• **RECORDS FOR THE EXERCISE**:
___

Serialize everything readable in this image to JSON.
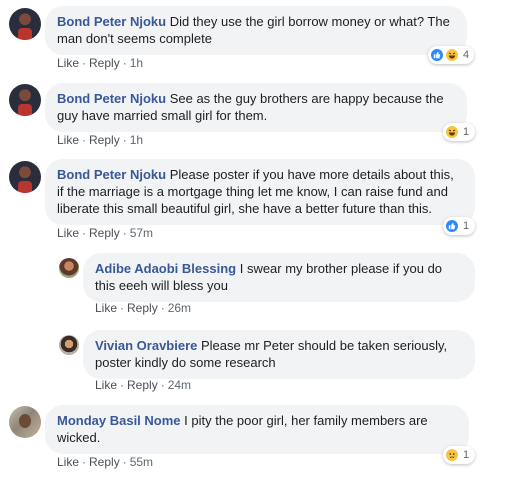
{
  "comments": [
    {
      "author": "Bond Peter Njoku",
      "text": "Did they use the girl borrow money or what? The man don't seems complete",
      "like_label": "Like",
      "reply_label": "Reply",
      "time": "1h",
      "reaction_count": "4",
      "reactions": [
        "like-icon",
        "haha-icon"
      ]
    },
    {
      "author": "Bond Peter Njoku",
      "text": "See as the guy brothers are happy because the guy have married small girl for them.",
      "like_label": "Like",
      "reply_label": "Reply",
      "time": "1h",
      "reaction_count": "1",
      "reactions": [
        "haha-icon"
      ]
    },
    {
      "author": "Bond Peter Njoku",
      "text": "Please poster if you have more details about this, if the marriage is a mortgage thing let me know, I can raise fund and liberate this small beautiful girl, she have a better future than this.",
      "like_label": "Like",
      "reply_label": "Reply",
      "time": "57m",
      "reaction_count": "1",
      "reactions": [
        "like-icon"
      ]
    },
    {
      "author": "Adibe Adaobi Blessing",
      "text": "I swear my brother please if you do this eeeh will bless you",
      "like_label": "Like",
      "reply_label": "Reply",
      "time": "26m"
    },
    {
      "author": "Vivian Oravbiere",
      "text": "Please mr Peter should be taken seriously, poster kindly do some research",
      "like_label": "Like",
      "reply_label": "Reply",
      "time": "24m"
    },
    {
      "author": "Monday Basil Nome",
      "text": "I pity the poor girl, her family members are wicked.",
      "like_label": "Like",
      "reply_label": "Reply",
      "time": "55m",
      "reaction_count": "1",
      "reactions": [
        "sad-icon"
      ]
    }
  ],
  "colors": {
    "author_name": "#385898",
    "bubble": "#f2f3f5",
    "text": "#1c1e21",
    "meta": "#606770",
    "like_reaction": "#2d88ff",
    "emoji_reaction": "#f7c53f"
  }
}
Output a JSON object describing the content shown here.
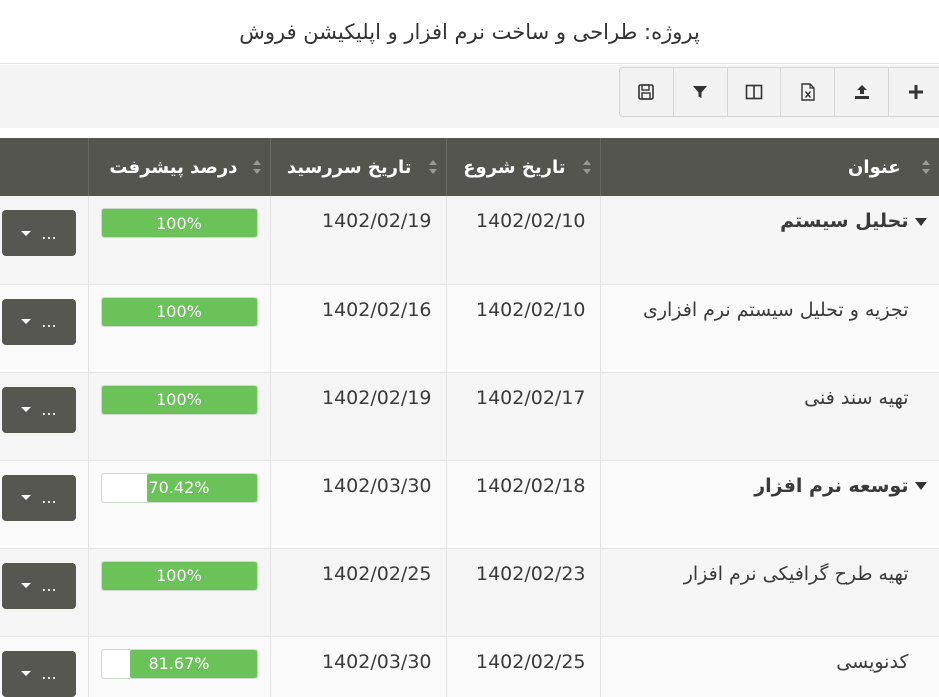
{
  "header": {
    "title": "پروژه: طراحی و ساخت نرم افزار و اپلیکیشن فروش"
  },
  "toolbar": {
    "buttons": [
      {
        "icon": "save-icon"
      },
      {
        "icon": "filter-icon"
      },
      {
        "icon": "columns-icon"
      },
      {
        "icon": "excel-icon"
      },
      {
        "icon": "upload-icon"
      },
      {
        "icon": "plus-icon"
      }
    ]
  },
  "grid": {
    "columns": {
      "title": "عنوان",
      "start": "تاریخ شروع",
      "due": "تاریخ سررسید",
      "progress": "درصد پیشرفت"
    },
    "rows": [
      {
        "title": "تحلیل سیستم",
        "group": true,
        "start": "1402/02/10",
        "due": "1402/02/19",
        "progress": 100,
        "progress_label": "100%",
        "action": "..."
      },
      {
        "title": "تجزیه و تحلیل سیستم نرم افزاری",
        "group": false,
        "start": "1402/02/10",
        "due": "1402/02/16",
        "progress": 100,
        "progress_label": "100%",
        "action": "..."
      },
      {
        "title": "تهیه سند فنی",
        "group": false,
        "start": "1402/02/17",
        "due": "1402/02/19",
        "progress": 100,
        "progress_label": "100%",
        "action": "..."
      },
      {
        "title": "توسعه نرم افزار",
        "group": true,
        "start": "1402/02/18",
        "due": "1402/03/30",
        "progress": 70.42,
        "progress_label": "70.42%",
        "action": "..."
      },
      {
        "title": "تهیه طرح گرافیکی نرم افزار",
        "group": false,
        "start": "1402/02/23",
        "due": "1402/02/25",
        "progress": 100,
        "progress_label": "100%",
        "action": "..."
      },
      {
        "title": "کدنویسی",
        "group": false,
        "start": "1402/02/25",
        "due": "1402/03/30",
        "progress": 81.67,
        "progress_label": "81.67%",
        "action": "..."
      }
    ]
  },
  "colors": {
    "header_bg": "#555550",
    "progress_fill": "#6ac259",
    "action_bg": "#575752"
  }
}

___

• **PROBLEM**: Copy the listing exactly. Any image in it stays out of the copy.

• **EXERCISE ANSWER**:
Serialize everything readable in this image to JSON.
{
  "comments": [
    {
      "author": "Bond Peter Njoku",
      "text": "Did they use the girl borrow money or what? The man don't seems complete",
      "like_label": "Like",
      "reply_label": "Reply",
      "time": "1h",
      "reaction_count": "4",
      "reactions": [
        "like-icon",
        "haha-icon"
      ]
    },
    {
      "author": "Bond Peter Njoku",
      "text": "See as the guy brothers are happy because the guy have married small girl for them.",
      "like_label": "Like",
      "reply_label": "Reply",
      "time": "1h",
      "reaction_count": "1",
      "reactions": [
        "haha-icon"
      ]
    },
    {
      "author": "Bond Peter Njoku",
      "text": "Please poster if you have more details about this, if the marriage is a mortgage thing let me know, I can raise fund and liberate this small beautiful girl, she have a better future than this.",
      "like_label": "Like",
      "reply_label": "Reply",
      "time": "57m",
      "reaction_count": "1",
      "reactions": [
        "like-icon"
      ]
    },
    {
      "author": "Adibe Adaobi Blessing",
      "text": "I swear my brother please if you do this eeeh will bless you",
      "like_label": "Like",
      "reply_label": "Reply",
      "time": "26m"
    },
    {
      "author": "Vivian Oravbiere",
      "text": "Please mr Peter should be taken seriously, poster kindly do some research",
      "like_label": "Like",
      "reply_label": "Reply",
      "time": "24m"
    },
    {
      "author": "Monday Basil Nome",
      "text": "I pity the poor girl, her family members are wicked.",
      "like_label": "Like",
      "reply_label": "Reply",
      "time": "55m",
      "reaction_count": "1",
      "reactions": [
        "sad-icon"
      ]
    }
  ],
  "colors": {
    "author_name": "#385898",
    "bubble": "#f2f3f5",
    "text": "#1c1e21",
    "meta": "#606770",
    "like_reaction": "#2d88ff",
    "emoji_reaction": "#f7c53f"
  }
}
Output a JSON object describing the content shown here.
{
  "header": {
    "title": "پروژه: طراحی و ساخت نرم افزار و اپلیکیشن فروش"
  },
  "toolbar": {
    "buttons": [
      {
        "icon": "save-icon"
      },
      {
        "icon": "filter-icon"
      },
      {
        "icon": "columns-icon"
      },
      {
        "icon": "excel-icon"
      },
      {
        "icon": "upload-icon"
      },
      {
        "icon": "plus-icon"
      }
    ]
  },
  "grid": {
    "columns": {
      "title": "عنوان",
      "start": "تاریخ شروع",
      "due": "تاریخ سررسید",
      "progress": "درصد پیشرفت"
    },
    "rows": [
      {
        "title": "تحلیل سیستم",
        "group": true,
        "start": "1402/02/10",
        "due": "1402/02/19",
        "progress": 100,
        "progress_label": "100%",
        "action": "..."
      },
      {
        "title": "تجزیه و تحلیل سیستم نرم افزاری",
        "group": false,
        "start": "1402/02/10",
        "due": "1402/02/16",
        "progress": 100,
        "progress_label": "100%",
        "action": "..."
      },
      {
        "title": "تهیه سند فنی",
        "group": false,
        "start": "1402/02/17",
        "due": "1402/02/19",
        "progress": 100,
        "progress_label": "100%",
        "action": "..."
      },
      {
        "title": "توسعه نرم افزار",
        "group": true,
        "start": "1402/02/18",
        "due": "1402/03/30",
        "progress": 70.42,
        "progress_label": "70.42%",
        "action": "..."
      },
      {
        "title": "تهیه طرح گرافیکی نرم افزار",
        "group": false,
        "start": "1402/02/23",
        "due": "1402/02/25",
        "progress": 100,
        "progress_label": "100%",
        "action": "..."
      },
      {
        "title": "کدنویسی",
        "group": false,
        "start": "1402/02/25",
        "due": "1402/03/30",
        "progress": 81.67,
        "progress_label": "81.67%",
        "action": "..."
      }
    ]
  },
  "colors": {
    "header_bg": "#555550",
    "progress_fill": "#6ac259",
    "action_bg": "#575752"
  }
}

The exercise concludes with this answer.